▸ Task instructions
Write out all the entries word for word and omit any pictures.

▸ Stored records
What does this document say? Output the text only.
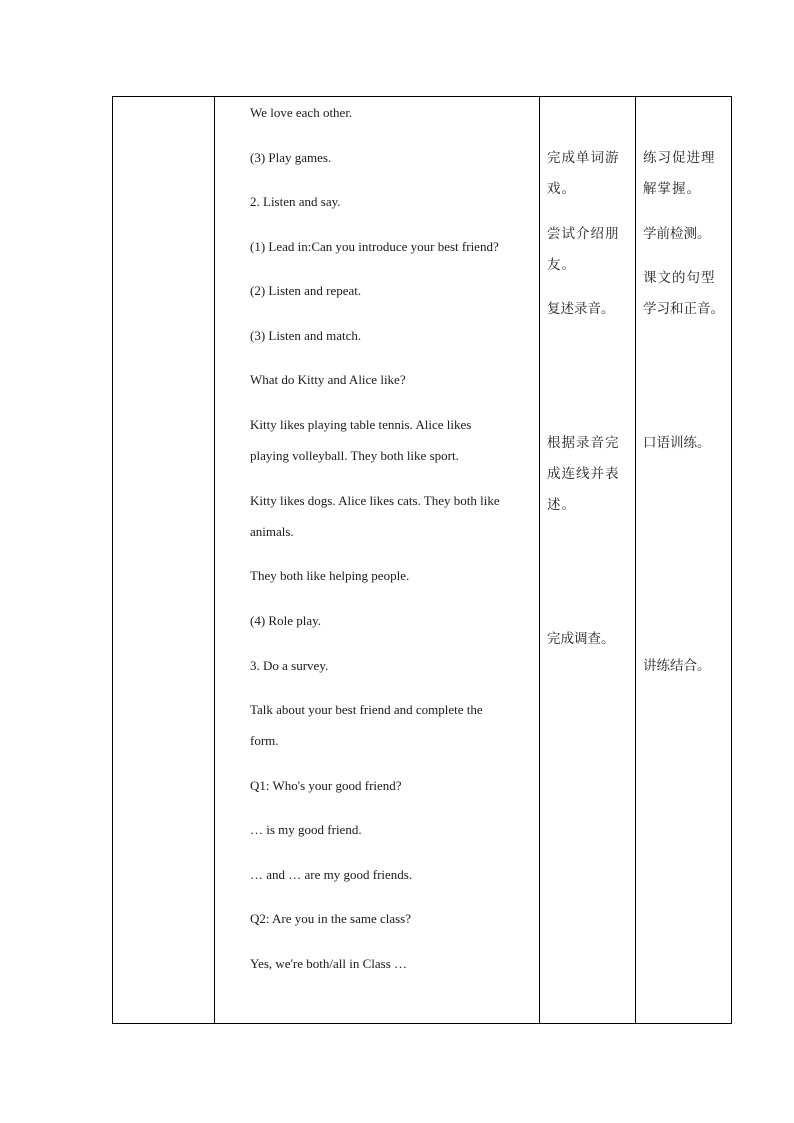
We love each other.
(3) Play games.
2. Listen and say.
(1) Lead in:Can you introduce your best friend?
(2) Listen and repeat.
(3) Listen and match.
What do Kitty and Alice like?
Kitty likes playing table tennis. Alice likes
playing volleyball. They both like sport.
Kitty likes dogs. Alice likes cats. They both like
animals.
They both like helping people.
(4) Role play.
3. Do a survey.
Talk about your best friend and complete the
form.
Q1: Who's your good friend?
… is my good friend.
… and … are my good friends.
Q2: Are you in the same class?
Yes, we're both/all in Class …
完成单词游
戏。
尝试介绍朋
友。
复述录音。
根据录音完
成连线并表
述。
完成调查。
练习促进理
解掌握。
学前检测。
课文的句型
学习和正音。
口语训练。
讲练结合。
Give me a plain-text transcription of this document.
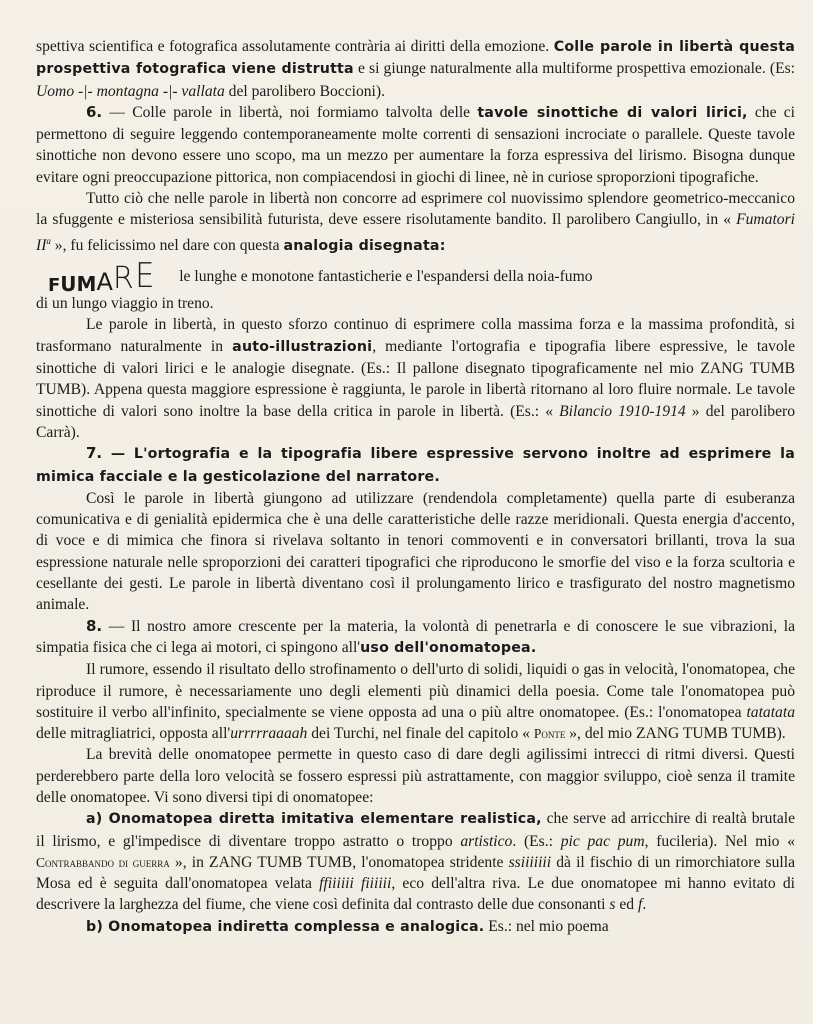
spettiva scientifica e fotografica assolutamente contrària ai diritti della emozione. Colle parole in libertà questa prospettiva fotografica viene distrutta e si giunge naturalmente alla multiforme prospettiva emozionale. (Es: Uomo -|- montagna -|- vallata del parolibero Boccioni).

6. — Colle parole in libertà, noi formiamo talvolta delle tavole sinottiche di valori lirici, che ci permettono di seguire leggendo contemporaneamente molte correnti di sensazioni incrociate o parallele. Queste tavole sinottiche non devono essere uno scopo, ma un mezzo per aumentare la forza espressiva del lirismo. Bisogna dunque evitare ogni preoccupazione pittorica, non compiacendosi in giochi di linee, nè in curiose sproporzioni tipografiche.

Tutto ciò che nelle parole in libertà non concorre ad esprimere col nuovissimo splendore geometrico-meccanico la sfuggente e misteriosa sensibilità futurista, deve essere risolutamente bandito. Il parolibero Cangiullo, in « Fumatori $II^a$ », fu felicissimo nel dare con questa analogia disegnata:

F U M A R E le lunghe e monotone fantasticherie e l'espandersi della noia-fumo

di un lungo viaggio in treno.

Le parole in libertà, in questo sforzo continuo di esprimere colla massima forza e la massima profondità, si trasformano naturalmente in auto-illustrazioni, mediante l'ortografia e tipografia libere espressive, le tavole sinottiche di valori lirici e le analogie disegnate. (Es.: Il pallone disegnato tipograficamente nel mio ZANG TUMB TUMB). Appena questa maggiore espressione è raggiunta, le parole in libertà ritornano al loro fluire normale. Le tavole sinottiche di valori sono inoltre la base della critica in parole in libertà. (Es.: « Bilancio 1910-1914 » del parolibero Carrà).

7. — L'ortografia e la tipografia libere espressive servono inoltre ad esprimere la mimica facciale e la gesticolazione del narratore.

Così le parole in libertà giungono ad utilizzare (rendendola completamente) quella parte di esuberanza comunicativa e di genialità epidermica che è una delle caratteristiche delle razze meridionali. Questa energia d'accento, di voce e di mimica che finora si rivelava soltanto in tenori commoventi e in conversatori brillanti, trova la sua espressione naturale nelle sproporzioni dei caratteri tipografici che riproducono le smorfie del viso e la forza scultoria e cesellante dei gesti. Le parole in libertà diventano così il prolungamento lirico e trasfigurato del nostro magnetismo animale.

8. — Il nostro amore crescente per la materia, la volontà di penetrarla e di conoscere le sue vibrazioni, la simpatia fisica che ci lega ai motori, ci spingono all'uso dell'onomatopea.

Il rumore, essendo il risultato dello strofinamento o dell'urto di solidi, liquidi o gas in velocità, l'onomatopea, che riproduce il rumore, è necessariamente uno degli elementi più dinamici della poesia. Come tale l'onomatopea può sostituire il verbo all'infinito, specialmente se viene opposta ad una o più altre onomatopee. (Es.: l'onomatopea tatatata delle mitragliatrici, opposta all'urrrrraaaah dei Turchi, nel finale del capitolo « Ponte », del mio ZANG TUMB TUMB).

La brevità delle onomatopee permette in questo caso di dare degli agilissimi intrecci di ritmi diversi. Questi perderebbero parte della loro velocità se fossero espressi più astrattamente, con maggior sviluppo, cioè senza il tramite delle onomatopee. Vi sono diversi tipi di onomatopee:

a) Onomatopea diretta imitativa elementare realistica, che serve ad arricchire di realtà brutale il lirismo, e gl'impedisce di diventare troppo astratto o troppo artistico. (Es.: pic pac pum, fucileria). Nel mio « Contrabbando di guerra », in ZANG TUMB TUMB, l'onomatopea stridente ssiiiiiii dà il fischio di un rimorchiatore sulla Mosa ed è seguita dall'onomatopea velata ffiiiiii fiiiiii, eco dell'altra riva. Le due onomatopee mi hanno evitato di descrivere la larghezza del fiume, che viene così definita dal contrasto delle due consonanti s ed f.

b) Onomatopea indiretta complessa e analogica. Es.: nel mio poema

▸ Written solution
What does this document say? Output the text only.
We love each other.
(3) Play games.
2. Listen and say.
(1) Lead in:Can you introduce your best friend?
(2) Listen and repeat.
(3) Listen and match.
What do Kitty and Alice like?
Kitty likes playing table tennis. Alice likes
playing volleyball. They both like sport.
Kitty likes dogs. Alice likes cats. They both like
animals.
They both like helping people.
(4) Role play.
3. Do a survey.
Talk about your best friend and complete the
form.
Q1: Who's your good friend?
… is my good friend.
… and … are my good friends.
Q2: Are you in the same class?
Yes, we're both/all in Class …
完成单词游
戏。
尝试介绍朋
友。
复述录音。
根据录音完
成连线并表
述。
完成调查。
练习促进理
解掌握。
学前检测。
课文的句型
学习和正音。
口语训练。
讲练结合。
Give me a plain-text transcription of this document.
spettiva scientifica e fotografica assolutamente contrària ai diritti della emozione. Colle parole in libertà questa prospettiva fotografica viene distrutta e si giunge naturalmente alla multiforme prospettiva emozionale. (Es: Uomo -|- montagna -|- vallata del parolibero Boccioni).

6. — Colle parole in libertà, noi formiamo talvolta delle tavole sinottiche di valori lirici, che ci permettono di seguire leggendo contemporaneamente molte correnti di sensazioni incrociate o parallele. Queste tavole sinottiche non devono essere uno scopo, ma un mezzo per aumentare la forza espressiva del lirismo. Bisogna dunque evitare ogni preoccupazione pittorica, non compiacendosi in giochi di linee, nè in curiose sproporzioni tipografiche.

Tutto ciò che nelle parole in libertà non concorre ad esprimere col nuovissimo splendore geometrico-meccanico la sfuggente e misteriosa sensibilità futurista, deve essere risolutamente bandito. Il parolibero Cangiullo, in « Fumatori $II^a$ », fu felicissimo nel dare con questa analogia disegnata:

F U M A R E le lunghe e monotone fantasticherie e l'espandersi della noia-fumo

di un lungo viaggio in treno.

Le parole in libertà, in questo sforzo continuo di esprimere colla massima forza e la massima profondità, si trasformano naturalmente in auto-illustrazioni, mediante l'ortografia e tipografia libere espressive, le tavole sinottiche di valori lirici e le analogie disegnate. (Es.: Il pallone disegnato tipograficamente nel mio ZANG TUMB TUMB). Appena questa maggiore espressione è raggiunta, le parole in libertà ritornano al loro fluire normale. Le tavole sinottiche di valori sono inoltre la base della critica in parole in libertà. (Es.: « Bilancio 1910-1914 » del parolibero Carrà).

7. — L'ortografia e la tipografia libere espressive servono inoltre ad esprimere la mimica facciale e la gesticolazione del narratore.

Così le parole in libertà giungono ad utilizzare (rendendola completamente) quella parte di esuberanza comunicativa e di genialità epidermica che è una delle caratteristiche delle razze meridionali. Questa energia d'accento, di voce e di mimica che finora si rivelava soltanto in tenori commoventi e in conversatori brillanti, trova la sua espressione naturale nelle sproporzioni dei caratteri tipografici che riproducono le smorfie del viso e la forza scultoria e cesellante dei gesti. Le parole in libertà diventano così il prolungamento lirico e trasfigurato del nostro magnetismo animale.

8. — Il nostro amore crescente per la materia, la volontà di penetrarla e di conoscere le sue vibrazioni, la simpatia fisica che ci lega ai motori, ci spingono all'uso dell'onomatopea.

Il rumore, essendo il risultato dello strofinamento o dell'urto di solidi, liquidi o gas in velocità, l'onomatopea, che riproduce il rumore, è necessariamente uno degli elementi più dinamici della poesia. Come tale l'onomatopea può sostituire il verbo all'infinito, specialmente se viene opposta ad una o più altre onomatopee. (Es.: l'onomatopea tatatata delle mitragliatrici, opposta all'urrrrraaaah dei Turchi, nel finale del capitolo « Ponte », del mio ZANG TUMB TUMB).

La brevità delle onomatopee permette in questo caso di dare degli agilissimi intrecci di ritmi diversi. Questi perderebbero parte della loro velocità se fossero espressi più astrattamente, con maggior sviluppo, cioè senza il tramite delle onomatopee. Vi sono diversi tipi di onomatopee:

a) Onomatopea diretta imitativa elementare realistica, che serve ad arricchire di realtà brutale il lirismo, e gl'impedisce di diventare troppo astratto o troppo artistico. (Es.: pic pac pum, fucileria). Nel mio « Contrabbando di guerra », in ZANG TUMB TUMB, l'onomatopea stridente ssiiiiiii dà il fischio di un rimorchiatore sulla Mosa ed è seguita dall'onomatopea velata ffiiiiii fiiiiii, eco dell'altra riva. Le due onomatopee mi hanno evitato di descrivere la larghezza del fiume, che viene così definita dal contrasto delle due consonanti s ed f.

b) Onomatopea indiretta complessa e analogica. Es.: nel mio poema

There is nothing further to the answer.